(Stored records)
━━━━━━━━━━

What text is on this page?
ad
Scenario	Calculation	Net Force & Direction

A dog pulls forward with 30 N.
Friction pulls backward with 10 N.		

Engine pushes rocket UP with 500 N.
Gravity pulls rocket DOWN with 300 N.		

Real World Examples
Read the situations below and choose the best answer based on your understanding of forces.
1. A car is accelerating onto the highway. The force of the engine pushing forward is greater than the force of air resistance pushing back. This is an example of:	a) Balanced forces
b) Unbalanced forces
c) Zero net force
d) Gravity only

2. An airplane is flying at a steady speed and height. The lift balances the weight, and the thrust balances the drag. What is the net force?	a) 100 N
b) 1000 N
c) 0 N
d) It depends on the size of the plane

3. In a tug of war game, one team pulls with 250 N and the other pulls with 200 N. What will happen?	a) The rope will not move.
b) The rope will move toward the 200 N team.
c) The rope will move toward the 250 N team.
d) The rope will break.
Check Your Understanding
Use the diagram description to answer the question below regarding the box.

━━━━━━━━━━

**EXERCISE DIRECTIONS:** Select the lines that carry the string "answer" and copy them.

**SOLUTION TO THE EXERCISE:**
Read the situations below and choose the best answer based on your understanding of forces.
Use the diagram description to answer the question below regarding the box.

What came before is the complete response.